*Data for this task:*
-*-*-
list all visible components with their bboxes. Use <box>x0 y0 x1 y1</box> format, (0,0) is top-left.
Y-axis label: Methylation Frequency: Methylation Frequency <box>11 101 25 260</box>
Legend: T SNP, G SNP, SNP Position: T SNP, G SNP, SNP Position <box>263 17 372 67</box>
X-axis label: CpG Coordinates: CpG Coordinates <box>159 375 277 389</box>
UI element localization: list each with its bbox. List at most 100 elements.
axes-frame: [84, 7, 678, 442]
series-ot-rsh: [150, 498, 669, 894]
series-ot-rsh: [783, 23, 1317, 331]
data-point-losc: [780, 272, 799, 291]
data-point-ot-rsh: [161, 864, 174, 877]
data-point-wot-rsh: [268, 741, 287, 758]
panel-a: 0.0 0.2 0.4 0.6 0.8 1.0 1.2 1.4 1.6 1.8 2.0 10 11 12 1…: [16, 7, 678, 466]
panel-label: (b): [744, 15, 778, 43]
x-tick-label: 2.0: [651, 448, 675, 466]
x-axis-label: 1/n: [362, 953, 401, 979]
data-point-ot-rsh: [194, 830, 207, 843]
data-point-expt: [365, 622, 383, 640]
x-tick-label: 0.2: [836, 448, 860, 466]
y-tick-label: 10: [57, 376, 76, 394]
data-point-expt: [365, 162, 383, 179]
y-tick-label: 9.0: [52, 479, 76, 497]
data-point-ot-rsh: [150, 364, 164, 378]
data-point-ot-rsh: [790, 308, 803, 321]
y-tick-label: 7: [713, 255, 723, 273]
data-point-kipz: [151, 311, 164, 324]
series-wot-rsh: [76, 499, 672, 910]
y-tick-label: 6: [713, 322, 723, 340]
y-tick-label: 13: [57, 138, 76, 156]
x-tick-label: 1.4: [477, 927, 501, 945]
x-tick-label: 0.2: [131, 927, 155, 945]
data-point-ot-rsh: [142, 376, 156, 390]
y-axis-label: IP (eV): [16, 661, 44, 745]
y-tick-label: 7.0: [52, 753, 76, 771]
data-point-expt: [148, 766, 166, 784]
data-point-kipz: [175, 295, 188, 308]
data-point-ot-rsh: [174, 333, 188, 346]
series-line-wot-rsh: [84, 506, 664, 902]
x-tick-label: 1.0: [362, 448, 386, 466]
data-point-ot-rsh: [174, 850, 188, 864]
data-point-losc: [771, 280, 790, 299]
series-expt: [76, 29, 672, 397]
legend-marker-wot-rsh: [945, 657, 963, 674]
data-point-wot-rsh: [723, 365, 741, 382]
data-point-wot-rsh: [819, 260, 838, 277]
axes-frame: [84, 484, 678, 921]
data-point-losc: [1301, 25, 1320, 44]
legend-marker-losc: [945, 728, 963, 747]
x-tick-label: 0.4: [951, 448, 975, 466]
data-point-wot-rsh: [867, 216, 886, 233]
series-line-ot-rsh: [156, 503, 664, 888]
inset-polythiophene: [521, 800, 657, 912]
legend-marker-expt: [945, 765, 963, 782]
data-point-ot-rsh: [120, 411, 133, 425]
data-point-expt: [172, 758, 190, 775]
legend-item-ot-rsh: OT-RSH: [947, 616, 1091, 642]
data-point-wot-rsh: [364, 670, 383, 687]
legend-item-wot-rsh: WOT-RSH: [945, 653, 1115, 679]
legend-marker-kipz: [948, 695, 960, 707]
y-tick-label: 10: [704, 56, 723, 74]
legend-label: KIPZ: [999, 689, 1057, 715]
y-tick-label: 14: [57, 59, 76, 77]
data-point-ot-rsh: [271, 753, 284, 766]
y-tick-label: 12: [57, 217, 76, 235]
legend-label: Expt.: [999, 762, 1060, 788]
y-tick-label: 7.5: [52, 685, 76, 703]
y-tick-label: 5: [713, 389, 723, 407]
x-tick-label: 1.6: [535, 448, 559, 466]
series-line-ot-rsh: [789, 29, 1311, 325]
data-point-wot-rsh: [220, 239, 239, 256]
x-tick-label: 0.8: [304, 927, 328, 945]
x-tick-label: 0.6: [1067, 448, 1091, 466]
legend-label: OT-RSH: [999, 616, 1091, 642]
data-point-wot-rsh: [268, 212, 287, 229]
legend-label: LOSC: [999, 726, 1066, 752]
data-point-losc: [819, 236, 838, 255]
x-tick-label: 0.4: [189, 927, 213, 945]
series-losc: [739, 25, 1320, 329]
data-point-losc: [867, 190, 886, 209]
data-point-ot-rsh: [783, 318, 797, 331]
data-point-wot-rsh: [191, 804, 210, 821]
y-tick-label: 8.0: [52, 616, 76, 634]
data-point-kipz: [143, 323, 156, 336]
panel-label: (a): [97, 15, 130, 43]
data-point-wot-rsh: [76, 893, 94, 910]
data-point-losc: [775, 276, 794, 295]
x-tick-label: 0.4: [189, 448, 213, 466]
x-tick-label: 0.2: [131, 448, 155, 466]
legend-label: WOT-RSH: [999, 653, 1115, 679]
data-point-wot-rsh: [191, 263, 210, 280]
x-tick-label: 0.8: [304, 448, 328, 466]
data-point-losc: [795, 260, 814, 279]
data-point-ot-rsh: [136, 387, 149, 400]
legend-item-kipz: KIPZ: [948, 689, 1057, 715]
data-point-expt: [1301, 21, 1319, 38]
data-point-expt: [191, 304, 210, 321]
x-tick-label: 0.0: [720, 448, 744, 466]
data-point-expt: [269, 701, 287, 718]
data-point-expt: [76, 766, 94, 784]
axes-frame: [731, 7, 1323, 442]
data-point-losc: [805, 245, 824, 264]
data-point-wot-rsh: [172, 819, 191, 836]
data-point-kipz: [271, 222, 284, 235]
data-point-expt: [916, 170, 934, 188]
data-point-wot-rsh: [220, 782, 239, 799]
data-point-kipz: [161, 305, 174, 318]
-*-*-
*Short task:*
Rewrite every line in the items above as a numbered list, leaving out any blank lines.

*Finished task:*
1. list all visible components with their bboxes. Use <box>x0 y0 x1 y1</box> format, (0,0) is top-left.
2. Y-axis label: Methylation Frequency: Methylation Frequency <box>11 101 25 260</box>
3. Legend: T SNP, G SNP, SNP Position: T SNP, G SNP, SNP Position <box>263 17 372 67</box>
4. X-axis label: CpG Coordinates: CpG Coordinates <box>159 375 277 389</box>
5. UI element localization: list each with its bbox. List at most 100 elements.
6. axes-frame: [84, 7, 678, 442]
7. series-ot-rsh: [150, 498, 669, 894]
8. series-ot-rsh: [783, 23, 1317, 331]
9. data-point-losc: [780, 272, 799, 291]
10. data-point-ot-rsh: [161, 864, 174, 877]
11. data-point-wot-rsh: [268, 741, 287, 758]
12. panel-a: 0.0 0.2 0.4 0.6 0.8 1.0 1.2 1.4 1.6 1.8 2.0 10 11 12 1…: [16, 7, 678, 466]
13. panel-label: (b): [744, 15, 778, 43]
14. x-tick-label: 2.0: [651, 448, 675, 466]
15. x-axis-label: 1/n: [362, 953, 401, 979]
16. data-point-ot-rsh: [194, 830, 207, 843]
17. data-point-expt: [365, 622, 383, 640]
18. x-tick-label: 0.2: [836, 448, 860, 466]
19. y-tick-label: 10: [57, 376, 76, 394]
20. data-point-expt: [365, 162, 383, 179]
21. y-tick-label: 9.0: [52, 479, 76, 497]
22. data-point-ot-rsh: [150, 364, 164, 378]
23. data-point-ot-rsh: [790, 308, 803, 321]
24. y-tick-label: 7: [713, 255, 723, 273]
25. data-point-kipz: [151, 311, 164, 324]
26. series-wot-rsh: [76, 499, 672, 910]
27. y-tick-label: 6: [713, 322, 723, 340]
28. y-tick-label: 13: [57, 138, 76, 156]
29. x-tick-label: 1.4: [477, 927, 501, 945]
30. x-tick-label: 0.2: [131, 927, 155, 945]
31. data-point-ot-rsh: [142, 376, 156, 390]
32. y-axis-label: IP (eV): [16, 661, 44, 745]
33. y-tick-label: 7.0: [52, 753, 76, 771]
34. data-point-expt: [148, 766, 166, 784]
35. data-point-kipz: [175, 295, 188, 308]
36. data-point-ot-rsh: [174, 333, 188, 346]
37. series-line-wot-rsh: [84, 506, 664, 902]
38. x-tick-label: 1.0: [362, 448, 386, 466]
39. data-point-ot-rsh: [174, 850, 188, 864]
40. data-point-losc: [771, 280, 790, 299]
41. series-expt: [76, 29, 672, 397]
42. legend-marker-wot-rsh: [945, 657, 963, 674]
43. data-point-wot-rsh: [723, 365, 741, 382]
44. data-point-wot-rsh: [819, 260, 838, 277]
45. axes-frame: [84, 484, 678, 921]
46. data-point-losc: [1301, 25, 1320, 44]
47. legend-marker-losc: [945, 728, 963, 747]
48. x-tick-label: 0.4: [951, 448, 975, 466]
49. data-point-wot-rsh: [867, 216, 886, 233]
50. series-line-ot-rsh: [156, 503, 664, 888]
51. inset-polythiophene: [521, 800, 657, 912]
52. legend-marker-expt: [945, 765, 963, 782]
53. data-point-ot-rsh: [120, 411, 133, 425]
54. data-point-expt: [172, 758, 190, 775]
55. legend-item-ot-rsh: OT-RSH: [947, 616, 1091, 642]
56. data-point-wot-rsh: [364, 670, 383, 687]
57. legend-item-wot-rsh: WOT-RSH: [945, 653, 1115, 679]
58. legend-marker-kipz: [948, 695, 960, 707]
59. y-tick-label: 10: [704, 56, 723, 74]
60. legend-label: KIPZ: [999, 689, 1057, 715]
61. y-tick-label: 14: [57, 59, 76, 77]
62. data-point-ot-rsh: [271, 753, 284, 766]
63. y-tick-label: 12: [57, 217, 76, 235]
64. legend-label: Expt.: [999, 762, 1060, 788]
65. y-tick-label: 7.5: [52, 685, 76, 703]
66. y-tick-label: 5: [713, 389, 723, 407]
67. x-tick-label: 1.6: [535, 448, 559, 466]
68. series-line-ot-rsh: [789, 29, 1311, 325]
69. data-point-wot-rsh: [220, 239, 239, 256]
70. x-tick-label: 0.8: [304, 927, 328, 945]
71. x-tick-label: 0.6: [1067, 448, 1091, 466]
72. legend-label: OT-RSH: [999, 616, 1091, 642]
73. data-point-wot-rsh: [268, 212, 287, 229]
74. legend-label: LOSC: [999, 726, 1066, 752]
75. data-point-losc: [819, 236, 838, 255]
76. x-tick-label: 0.4: [189, 927, 213, 945]
77. series-losc: [739, 25, 1320, 329]
78. data-point-losc: [867, 190, 886, 209]
79. data-point-ot-rsh: [783, 318, 797, 331]
80. data-point-wot-rsh: [191, 804, 210, 821]
81. y-tick-label: 8.0: [52, 616, 76, 634]
82. data-point-kipz: [143, 323, 156, 336]
83. panel-label: (a): [97, 15, 130, 43]
84. data-point-wot-rsh: [76, 893, 94, 910]
85. data-point-losc: [775, 276, 794, 295]
86. x-tick-label: 0.4: [189, 448, 213, 466]
87. x-tick-label: 0.2: [131, 448, 155, 466]
88. legend-label: WOT-RSH: [999, 653, 1115, 679]
89. data-point-wot-rsh: [191, 263, 210, 280]
90. x-tick-label: 0.8: [304, 448, 328, 466]
91. data-point-losc: [795, 260, 814, 279]
92. data-point-ot-rsh: [136, 387, 149, 400]
93. legend-item-kipz: KIPZ: [948, 689, 1057, 715]
94. data-point-expt: [1301, 21, 1319, 38]
95. data-point-expt: [191, 304, 210, 321]
96. x-tick-label: 0.0: [720, 448, 744, 466]
97. data-point-expt: [269, 701, 287, 718]
98. data-point-expt: [76, 766, 94, 784]
99. axes-frame: [731, 7, 1323, 442]
100. data-point-losc: [805, 245, 824, 264]
101. data-point-wot-rsh: [172, 819, 191, 836]
102. data-point-kipz: [271, 222, 284, 235]
103. data-point-expt: [916, 170, 934, 188]
104. data-point-wot-rsh: [220, 782, 239, 799]
105. data-point-kipz: [161, 305, 174, 318]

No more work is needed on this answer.